--- Petunjuk Pengerjaan ---
**1)** Tuliskan kembali paragraf dalam kutipan yang diawali "Ketika Bakal Buddha" secara lebih ringkas, dengan tetap mempertahankan fakta utamanya.
**2)** Menurut kutipan, siapakah nama brahmana yang pernah menjadi kelahiran Bodhisatta?
**3)** Salin kata demi kata bagian kutipan dari "Diare akut pada" sampai "sebelum meninggal dunia.".
───── Kutipan untuk Dibaca
Diare akut pada Sang Buddha
Ketika Bakal
Buddha terlahir sebagai seorang dokter dalam salah satu kehidupan lampau-Nya,
ia dengan sengaja meresepkan obat yang menyebabkan sakit perut kepada putra
seorang kaya yang enggan membayar jasa-Nya. Atas kejahatan itu, Bhagavà dalam
kehidupan terakhir-Nya menderita penyakit disentri yang akut dan berdarah,
sebelum meninggal dunia.
12.
Dukkharacariya (penyiksaan diri sebelum menjadi Buddha) selama 6 tahun
Bodhisatta pernah
terlahir sebagai seorang brahmana bernama Jotipala. Ia mengucapkan kata-kata
hinaan terhadap Buddha Kassapa dengan berkata, "Bagaimana mungkin bahwa
orang gundul ini telah mencapai Pencerahan Sempurna? Pencerahan Sempurna adalah
hal yang sangat jarang terjadi."
──────────
───── Data yang Diberikan
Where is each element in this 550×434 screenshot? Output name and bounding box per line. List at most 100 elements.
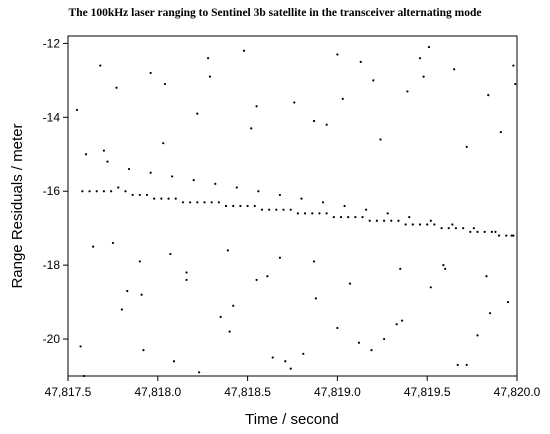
data-point bbox=[83, 374, 86, 378]
data-point bbox=[102, 190, 106, 193]
data-point bbox=[395, 323, 398, 326]
data-point bbox=[411, 223, 414, 226]
data-point bbox=[312, 260, 316, 263]
data-point bbox=[268, 208, 271, 211]
data-point bbox=[469, 230, 472, 233]
data-point bbox=[110, 190, 113, 193]
data-point bbox=[311, 212, 314, 215]
data-point bbox=[260, 208, 264, 211]
data-point bbox=[228, 330, 231, 333]
data-point bbox=[84, 153, 88, 156]
data-point bbox=[427, 45, 431, 49]
data-point bbox=[253, 204, 256, 208]
data-point bbox=[375, 219, 379, 222]
data-point bbox=[359, 60, 362, 63]
axis-ticks bbox=[63, 42, 518, 381]
data-point bbox=[302, 352, 305, 355]
y-tick-label: -12 bbox=[43, 36, 61, 50]
data-point bbox=[117, 186, 120, 189]
data-point bbox=[418, 223, 422, 226]
data-point bbox=[145, 193, 149, 197]
x-tick-label: 47,820.0 bbox=[494, 385, 541, 399]
data-point bbox=[488, 312, 492, 315]
data-point bbox=[255, 105, 258, 108]
data-point bbox=[429, 286, 432, 289]
data-point bbox=[386, 212, 389, 215]
y-tick-label: -20 bbox=[43, 332, 61, 346]
data-point bbox=[494, 230, 497, 233]
data-point bbox=[206, 57, 210, 60]
data-point bbox=[368, 219, 371, 222]
data-point bbox=[214, 182, 217, 185]
data-point bbox=[433, 223, 436, 226]
plot-frame bbox=[67, 35, 518, 377]
data-point bbox=[300, 197, 303, 200]
data-point bbox=[418, 57, 422, 60]
data-point bbox=[226, 249, 229, 252]
data-points bbox=[75, 45, 517, 378]
data-point bbox=[138, 260, 141, 263]
data-point bbox=[217, 201, 220, 204]
data-point bbox=[429, 219, 432, 222]
data-point bbox=[275, 208, 278, 211]
data-point bbox=[336, 326, 339, 330]
data-point bbox=[196, 112, 199, 115]
data-point bbox=[235, 186, 238, 189]
data-point bbox=[126, 289, 129, 293]
data-point bbox=[127, 167, 131, 171]
data-point bbox=[232, 204, 235, 208]
data-point bbox=[149, 171, 152, 174]
data-point bbox=[185, 271, 188, 274]
data-point bbox=[348, 282, 352, 285]
data-point bbox=[278, 256, 282, 259]
data-point bbox=[404, 223, 407, 226]
data-point bbox=[487, 94, 490, 97]
tick-labels: 47,817.5 47,818.0 47,818.5 47,819.0 47,819.5… bbox=[43, 36, 541, 399]
data-point bbox=[120, 308, 123, 311]
data-point bbox=[172, 360, 176, 363]
data-point bbox=[153, 197, 156, 200]
data-point bbox=[198, 371, 201, 374]
y-tick-label: -14 bbox=[43, 110, 61, 124]
data-point bbox=[456, 363, 459, 367]
y-axis-label: Range Residuals / meter bbox=[9, 123, 26, 288]
data-point bbox=[497, 234, 501, 237]
data-point bbox=[181, 201, 185, 204]
data-point bbox=[379, 138, 382, 141]
data-point bbox=[171, 175, 174, 178]
data-point bbox=[472, 227, 475, 230]
data-point bbox=[444, 267, 447, 270]
data-point bbox=[246, 204, 249, 208]
data-point bbox=[232, 304, 235, 307]
data-point bbox=[192, 179, 195, 182]
data-point bbox=[372, 79, 375, 82]
data-point bbox=[476, 230, 479, 233]
data-point bbox=[149, 71, 152, 75]
data-point bbox=[318, 212, 321, 215]
data-point bbox=[462, 227, 465, 230]
data-point bbox=[124, 190, 127, 193]
data-point bbox=[196, 201, 199, 204]
data-point bbox=[514, 82, 517, 86]
x-tick-label: 47,817.5 bbox=[45, 385, 92, 399]
chart-title: The 100kHz laser ranging to Sentinel 3b … bbox=[68, 7, 482, 19]
data-point bbox=[447, 227, 450, 230]
data-point bbox=[483, 230, 486, 233]
data-point bbox=[102, 149, 106, 152]
data-point bbox=[160, 197, 163, 200]
data-point bbox=[75, 108, 79, 112]
data-point bbox=[336, 53, 339, 56]
data-point bbox=[422, 75, 425, 78]
data-point bbox=[343, 204, 346, 208]
data-point bbox=[365, 208, 368, 211]
data-point bbox=[81, 190, 84, 193]
data-point bbox=[476, 334, 479, 337]
x-axis-label: Time / second bbox=[245, 411, 339, 428]
data-point bbox=[163, 82, 167, 86]
data-point bbox=[453, 68, 456, 71]
data-point bbox=[382, 219, 386, 222]
data-point bbox=[370, 349, 373, 352]
data-point bbox=[321, 201, 325, 204]
x-tick-label: 47,819.0 bbox=[314, 385, 361, 399]
data-point bbox=[208, 75, 211, 78]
──────────
--- Jawaban Tugas ---
**1)** Dalam salah satu kehidupan lampau-Nya sebagai dokter, Bakal Buddha sengaja meresepkan obat penyebab sakit perut kepada putra seorang kaya yang enggan membayar jasa-Nya. Akibat perbuatan itu, dalam kehidupan terakhir-Nya Bhagavà menderita disentri akut dan berdarah sebelum meninggal dunia.

**2)** Jotipala.

**3)**
Diare akut pada Sang Buddha
Ketika Bakal
Buddha terlahir sebagai seorang dokter dalam salah satu kehidupan lampau-Nya,
ia dengan sengaja meresepkan obat yang menyebabkan sakit perut kepada putra
seorang kaya yang enggan membayar jasa-Nya. Atas kejahatan itu, Bhagavà dalam
kehidupan terakhir-Nya menderita penyakit disentri yang akut dan berdarah,
sebelum meninggal dunia.